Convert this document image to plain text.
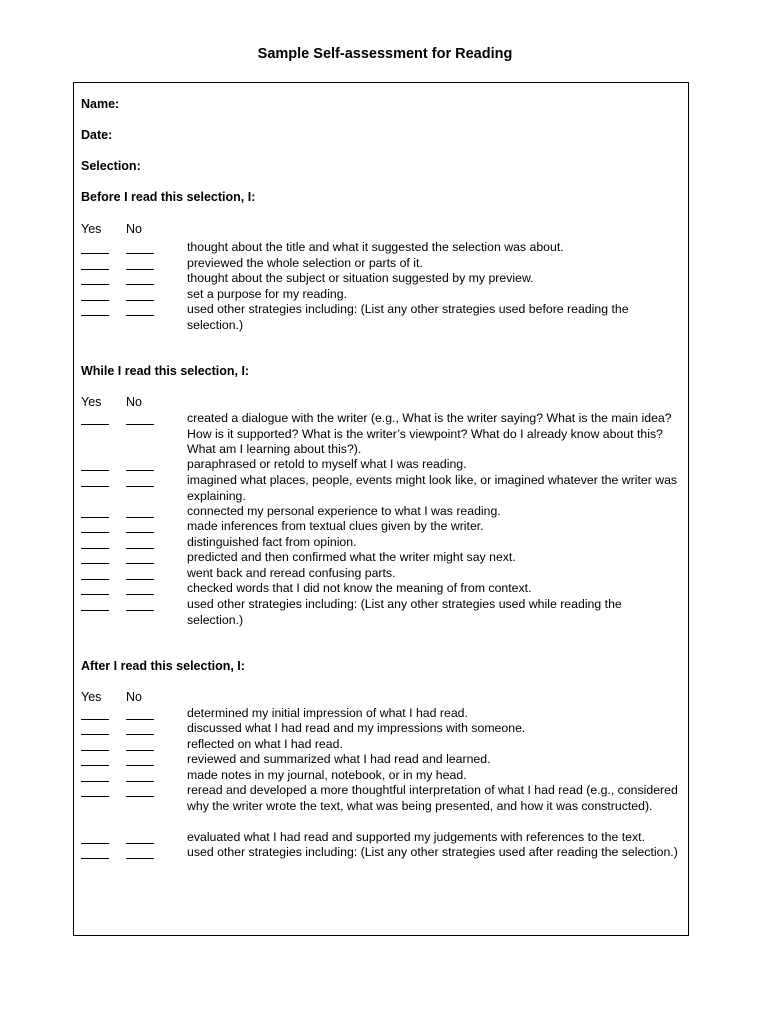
Sample Self-assessment for Reading
Name:
Date:
Selection:
Before I read this selection, I:
Yes No
thought about the title and what it suggested the selection was about.
previewed the whole selection or parts of it.
thought about the subject or situation suggested by my preview.
set a purpose for my reading.
used other strategies including: (List any other strategies used before reading the selection.)
While I read this selection, I:
Yes No
created a dialogue with the writer (e.g., What is the writer saying? What is the main idea? How is it supported? What is the writer’s viewpoint? What do I already know about this? What am I learning about this?).
paraphrased or retold to myself what I was reading.
imagined what places, people, events might look like, or imagined whatever the writer was explaining.
connected my personal experience to what I was reading.
made inferences from textual clues given by the writer.
distinguished fact from opinion.
predicted and then confirmed what the writer might say next.
went back and reread confusing parts.
checked words that I did not know the meaning of from context.
used other strategies including: (List any other strategies used while reading the selection.)
After I read this selection, I:
Yes No
determined my initial impression of what I had read.
discussed what I had read and my impressions with someone.
reflected on what I had read.
reviewed and summarized what I had read and learned.
made notes in my journal, notebook, or in my head.
reread and developed a more thoughtful interpretation of what I had read (e.g., considered why the writer wrote the text, what was being presented, and how it was constructed).
evaluated what I had read and supported my judgements with references to the text.
used other strategies including: (List any other strategies used after reading the selection.)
..............................
● WHAT TO PRODUCE
Each entry shown above must be quoted exactly, with its pictures left out.

● REPLY
Convert this document image to plain text.
Sample Self-assessment for Reading
Name:
Date:
Selection:
Before I read this selection, I:
Yes No
thought about the title and what it suggested the selection was about.
previewed the whole selection or parts of it.
thought about the subject or situation suggested by my preview.
set a purpose for my reading.
used other strategies including: (List any other strategies used before reading the selection.)
While I read this selection, I:
Yes No
created a dialogue with the writer (e.g., What is the writer saying? What is the main idea? How is it supported? What is the writer’s viewpoint? What do I already know about this? What am I learning about this?).
paraphrased or retold to myself what I was reading.
imagined what places, people, events might look like, or imagined whatever the writer was explaining.
connected my personal experience to what I was reading.
made inferences from textual clues given by the writer.
distinguished fact from opinion.
predicted and then confirmed what the writer might say next.
went back and reread confusing parts.
checked words that I did not know the meaning of from context.
used other strategies including: (List any other strategies used while reading the selection.)
After I read this selection, I:
Yes No
determined my initial impression of what I had read.
discussed what I had read and my impressions with someone.
reflected on what I had read.
reviewed and summarized what I had read and learned.
made notes in my journal, notebook, or in my head.
reread and developed a more thoughtful interpretation of what I had read (e.g., considered why the writer wrote the text, what was being presented, and how it was constructed).
evaluated what I had read and supported my judgements with references to the text.
used other strategies including: (List any other strategies used after reading the selection.)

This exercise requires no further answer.